→ STATED EXERCISE:
Can the lines below, from the one that holds "Output a JSON" to the very end, be echoed exactly, with both ends included and no pictures?

** START DATASET **

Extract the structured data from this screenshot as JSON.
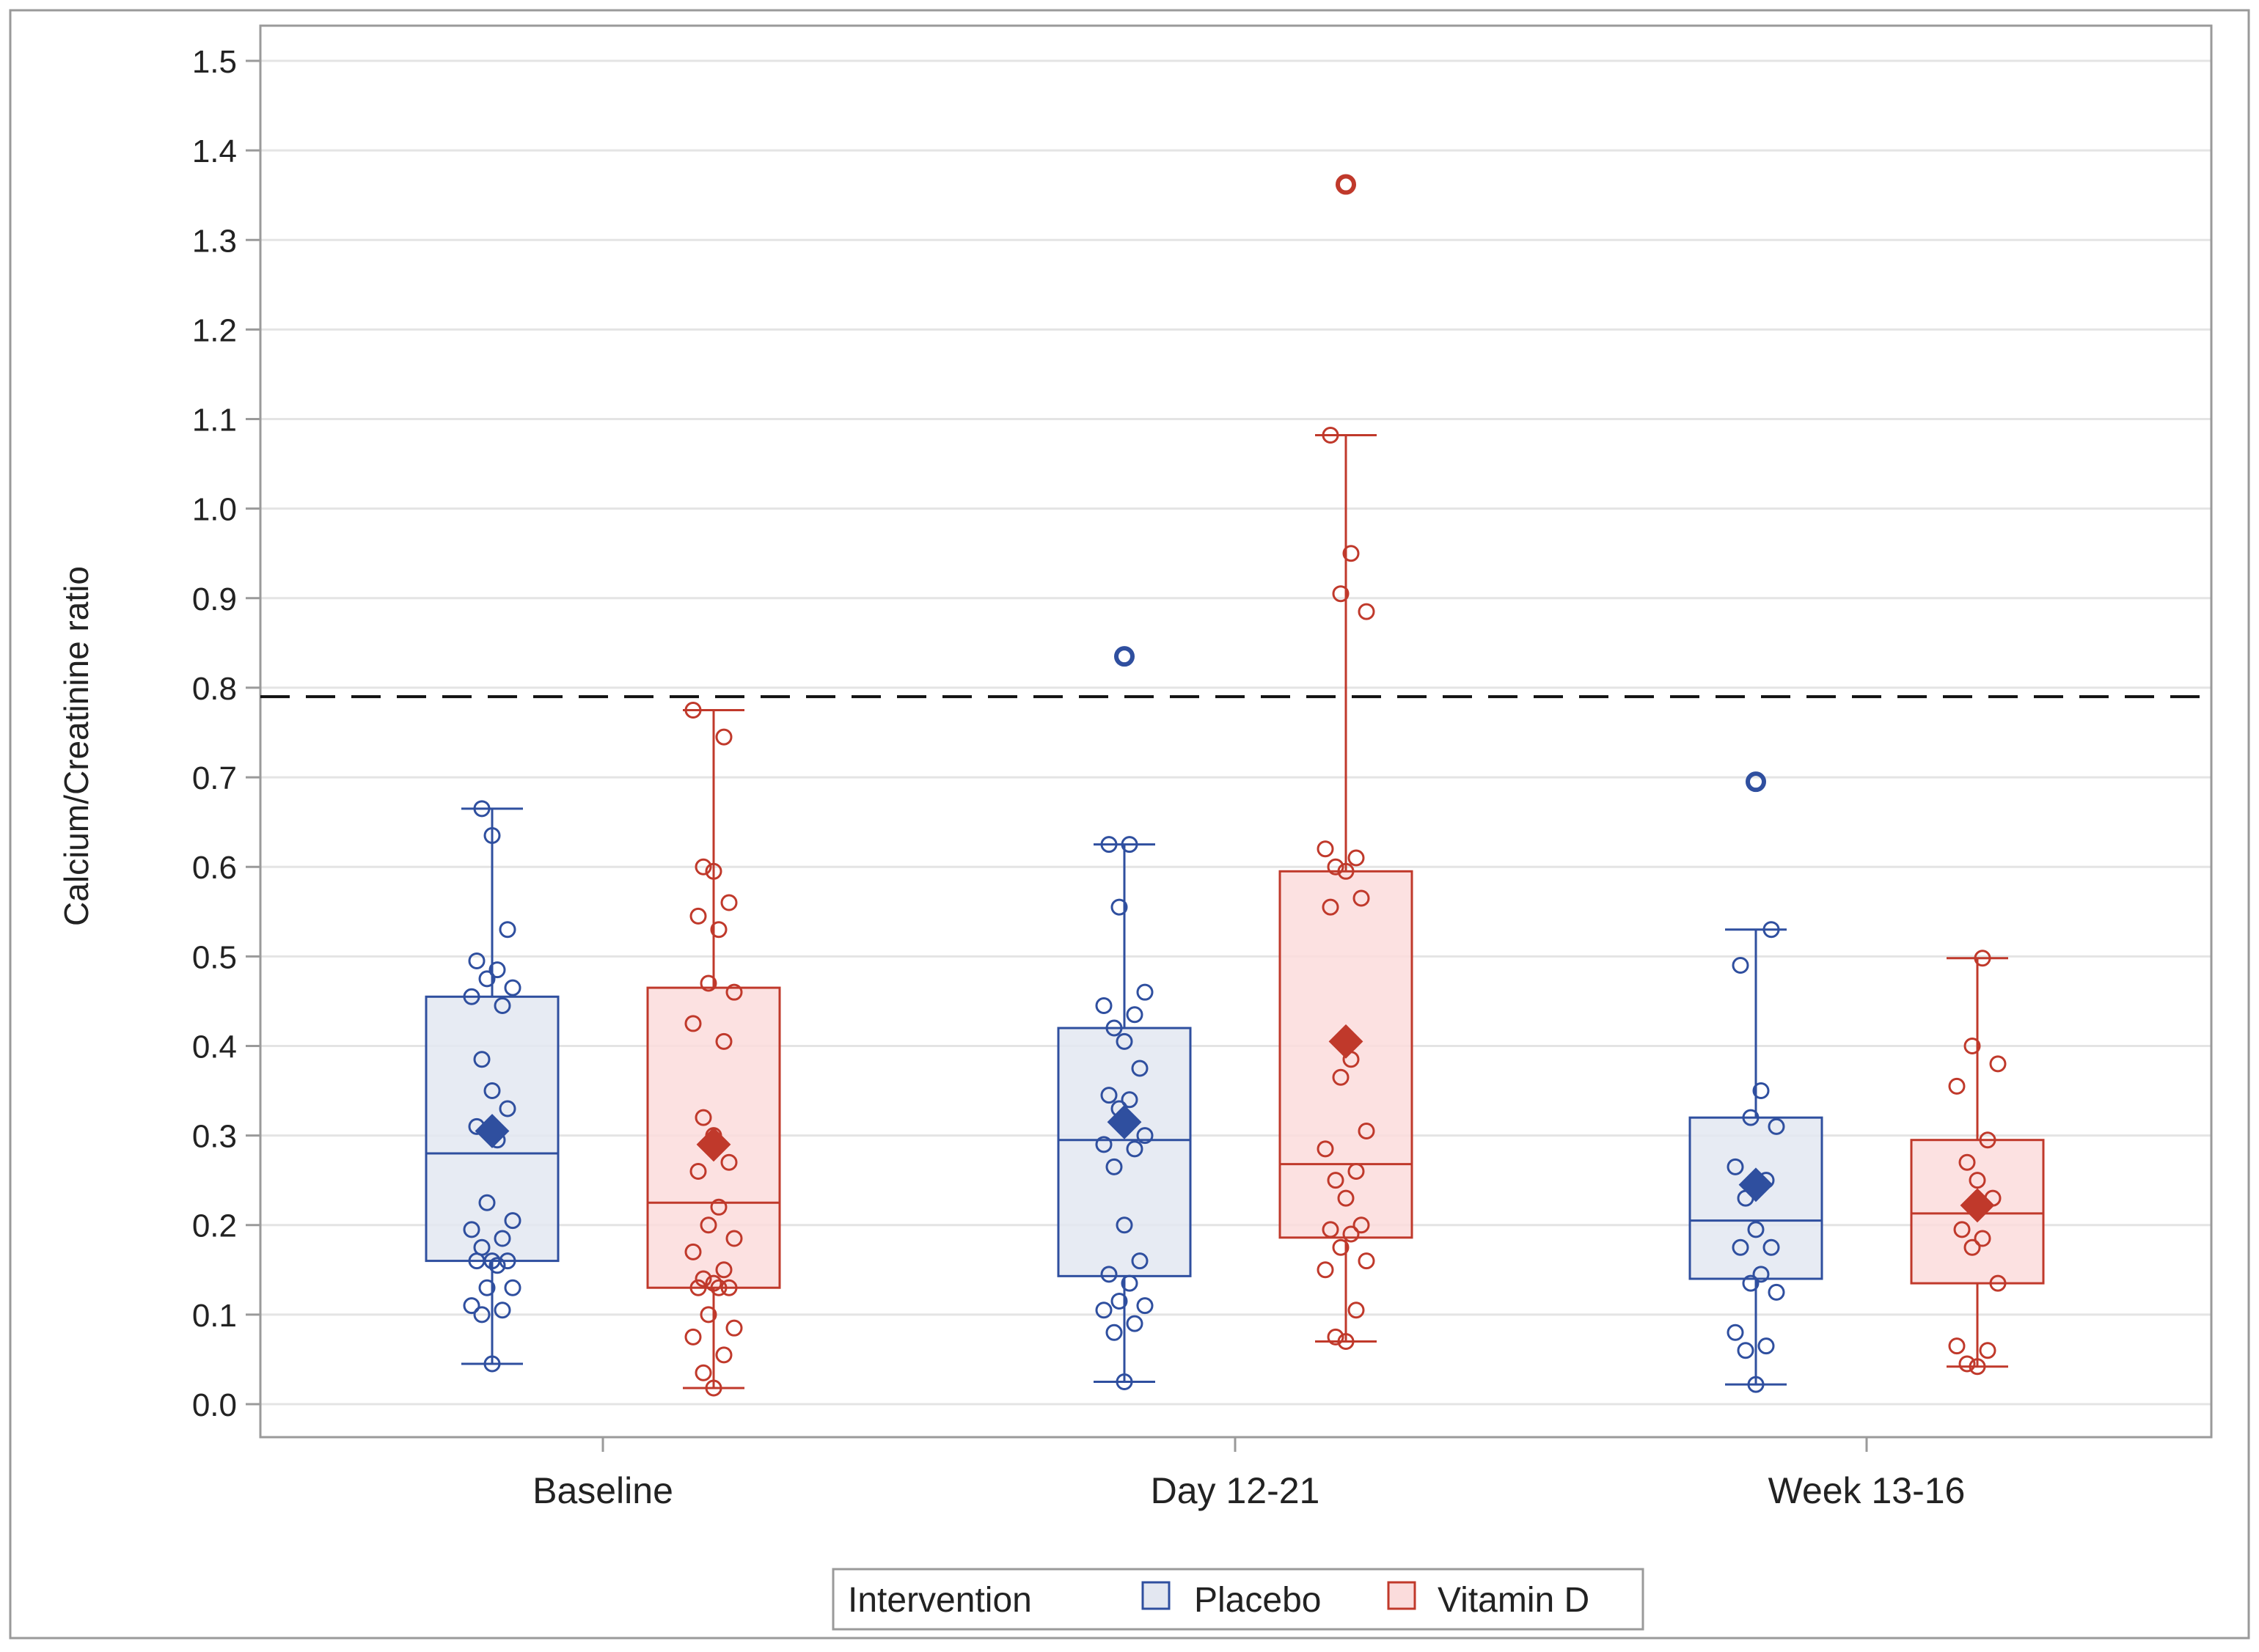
{
  "chart_data": {
    "type": "box",
    "title": "",
    "ylabel": "Calcium/Creatinine ratio",
    "xlabel": "",
    "ylim": [
      0.0,
      1.5
    ],
    "yticks": [
      "0.0",
      "0.1",
      "0.2",
      "0.3",
      "0.4",
      "0.5",
      "0.6",
      "0.7",
      "0.8",
      "0.9",
      "1.0",
      "1.1",
      "1.2",
      "1.3",
      "1.4",
      "1.5"
    ],
    "grid": true,
    "reference_line": {
      "value": 0.79,
      "style": "dashed"
    },
    "categories": [
      "Baseline",
      "Day 12-21",
      "Week 13-16"
    ],
    "legend": {
      "title": "Intervention",
      "placement": "bottom",
      "entries": [
        "Placebo",
        "Vitamin D"
      ]
    },
    "series": [
      {
        "name": "Placebo",
        "color": "#2f4f9f",
        "fill": "#e3e7f1",
        "boxes": [
          {
            "q1": 0.16,
            "median": 0.28,
            "q3": 0.455,
            "whisker_low": 0.045,
            "whisker_high": 0.665,
            "mean": 0.305,
            "points": [
              0.045,
              0.1,
              0.105,
              0.11,
              0.13,
              0.13,
              0.155,
              0.16,
              0.16,
              0.16,
              0.175,
              0.185,
              0.195,
              0.205,
              0.225,
              0.295,
              0.31,
              0.33,
              0.35,
              0.385,
              0.445,
              0.455,
              0.465,
              0.475,
              0.485,
              0.495,
              0.53,
              0.635,
              0.665
            ],
            "outliers": []
          },
          {
            "q1": 0.143,
            "median": 0.295,
            "q3": 0.42,
            "whisker_low": 0.025,
            "whisker_high": 0.625,
            "mean": 0.315,
            "points": [
              0.025,
              0.08,
              0.09,
              0.105,
              0.11,
              0.115,
              0.135,
              0.145,
              0.16,
              0.2,
              0.265,
              0.285,
              0.29,
              0.3,
              0.33,
              0.34,
              0.345,
              0.375,
              0.405,
              0.42,
              0.435,
              0.445,
              0.46,
              0.555,
              0.625,
              0.625
            ],
            "outliers": [
              0.835
            ]
          },
          {
            "q1": 0.14,
            "median": 0.205,
            "q3": 0.32,
            "whisker_low": 0.022,
            "whisker_high": 0.53,
            "mean": 0.245,
            "points": [
              0.022,
              0.06,
              0.065,
              0.08,
              0.125,
              0.135,
              0.145,
              0.175,
              0.175,
              0.195,
              0.23,
              0.25,
              0.265,
              0.31,
              0.32,
              0.35,
              0.49,
              0.53
            ],
            "outliers": [
              0.695
            ]
          }
        ]
      },
      {
        "name": "Vitamin D",
        "color": "#c0392b",
        "fill": "#fbdcdc",
        "boxes": [
          {
            "q1": 0.13,
            "median": 0.225,
            "q3": 0.465,
            "whisker_low": 0.018,
            "whisker_high": 0.775,
            "mean": 0.29,
            "points": [
              0.018,
              0.035,
              0.055,
              0.075,
              0.085,
              0.1,
              0.13,
              0.13,
              0.13,
              0.135,
              0.14,
              0.15,
              0.17,
              0.185,
              0.2,
              0.22,
              0.26,
              0.27,
              0.3,
              0.32,
              0.405,
              0.425,
              0.46,
              0.47,
              0.53,
              0.545,
              0.56,
              0.595,
              0.6,
              0.745,
              0.775
            ],
            "outliers": []
          },
          {
            "q1": 0.186,
            "median": 0.268,
            "q3": 0.595,
            "whisker_low": 0.07,
            "whisker_high": 1.082,
            "mean": 0.405,
            "points": [
              0.07,
              0.075,
              0.105,
              0.15,
              0.16,
              0.175,
              0.19,
              0.195,
              0.2,
              0.23,
              0.25,
              0.26,
              0.285,
              0.305,
              0.365,
              0.385,
              0.555,
              0.565,
              0.595,
              0.6,
              0.61,
              0.62,
              0.885,
              0.905,
              0.95,
              1.082
            ],
            "outliers": [
              1.362
            ]
          },
          {
            "q1": 0.135,
            "median": 0.213,
            "q3": 0.295,
            "whisker_low": 0.042,
            "whisker_high": 0.498,
            "mean": 0.222,
            "points": [
              0.042,
              0.045,
              0.06,
              0.065,
              0.135,
              0.175,
              0.185,
              0.195,
              0.23,
              0.25,
              0.27,
              0.295,
              0.355,
              0.38,
              0.4,
              0.498
            ],
            "outliers": []
          }
        ]
      }
    ]
  }
}
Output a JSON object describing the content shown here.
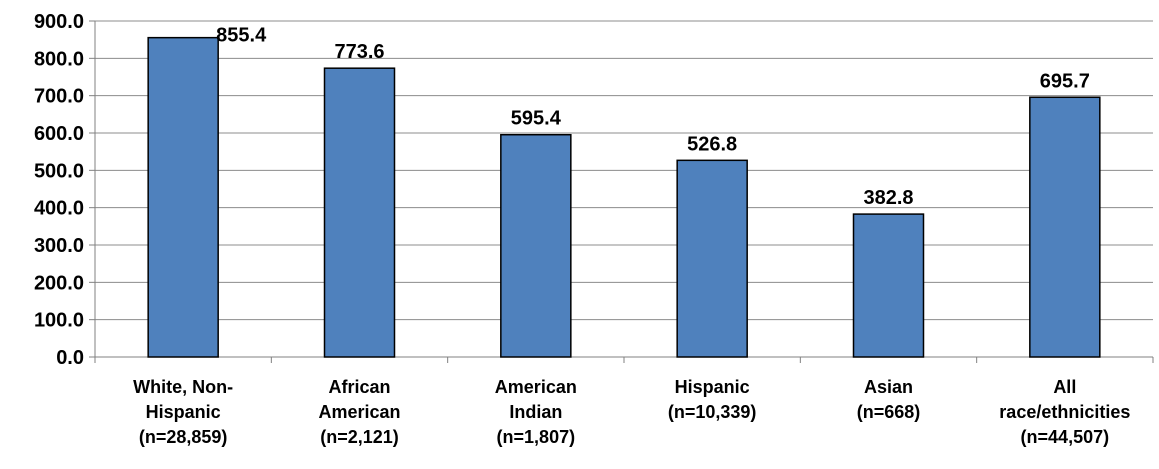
{
  "chart_data": {
    "type": "bar",
    "categories": [
      [
        "White, Non-",
        "Hispanic",
        "(n=28,859)"
      ],
      [
        "African",
        "American",
        "(n=2,121)"
      ],
      [
        "American",
        "Indian",
        "(n=1,807)"
      ],
      [
        "Hispanic",
        "(n=10,339)"
      ],
      [
        "Asian",
        "(n=668)"
      ],
      [
        "All",
        "race/ethnicities",
        "(n=44,507)"
      ]
    ],
    "values": [
      855.4,
      773.6,
      595.4,
      526.8,
      382.8,
      695.7
    ],
    "data_labels": [
      "855.4",
      "773.6",
      "595.4",
      "526.8",
      "382.8",
      "695.7"
    ],
    "y_ticks": [
      "0.0",
      "100.0",
      "200.0",
      "300.0",
      "400.0",
      "500.0",
      "600.0",
      "700.0",
      "800.0",
      "900.0"
    ],
    "ylim": [
      0,
      900
    ],
    "grid": true,
    "bar_color": "#4f81bd",
    "title": "",
    "xlabel": "",
    "ylabel": ""
  }
}
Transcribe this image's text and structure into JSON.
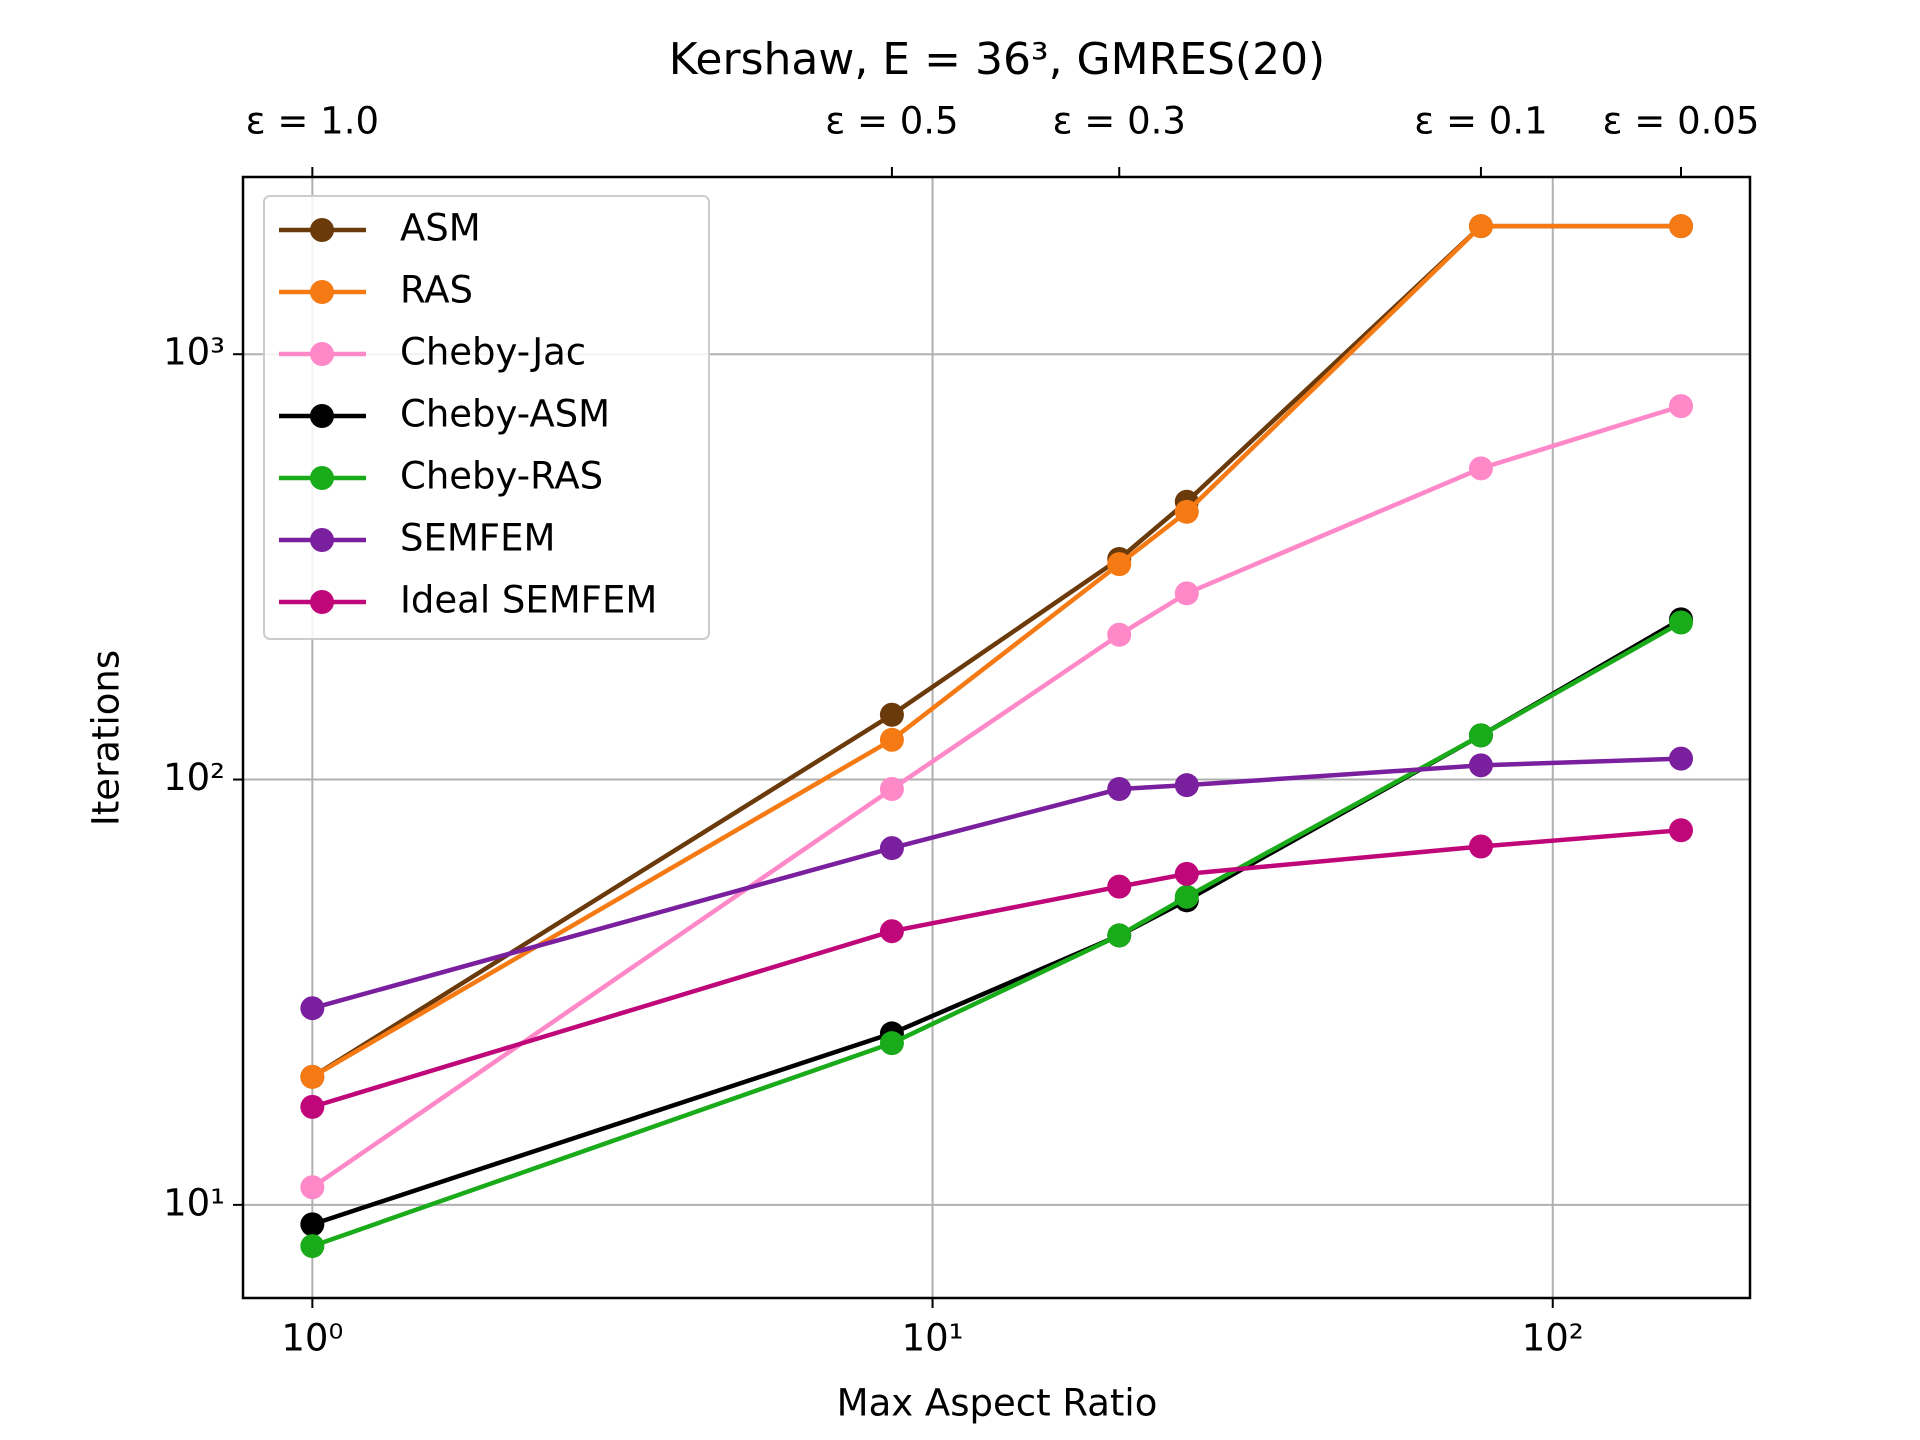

** END DATASET **

→ RESPONSE FOR THIS EXERCISE:
Output a JSON object describing the content shown here.
{
  "chart_data": {
    "type": "bar",
    "categories": [
      [
        "White, Non-",
        "Hispanic",
        "(n=28,859)"
      ],
      [
        "African",
        "American",
        "(n=2,121)"
      ],
      [
        "American",
        "Indian",
        "(n=1,807)"
      ],
      [
        "Hispanic",
        "(n=10,339)"
      ],
      [
        "Asian",
        "(n=668)"
      ],
      [
        "All",
        "race/ethnicities",
        "(n=44,507)"
      ]
    ],
    "values": [
      855.4,
      773.6,
      595.4,
      526.8,
      382.8,
      695.7
    ],
    "data_labels": [
      "855.4",
      "773.6",
      "595.4",
      "526.8",
      "382.8",
      "695.7"
    ],
    "y_ticks": [
      "0.0",
      "100.0",
      "200.0",
      "300.0",
      "400.0",
      "500.0",
      "600.0",
      "700.0",
      "800.0",
      "900.0"
    ],
    "ylim": [
      0,
      900
    ],
    "grid": true,
    "bar_color": "#4f81bd",
    "title": "",
    "xlabel": "",
    "ylabel": ""
  }
}
Transcribe this image's text and structure into JSON.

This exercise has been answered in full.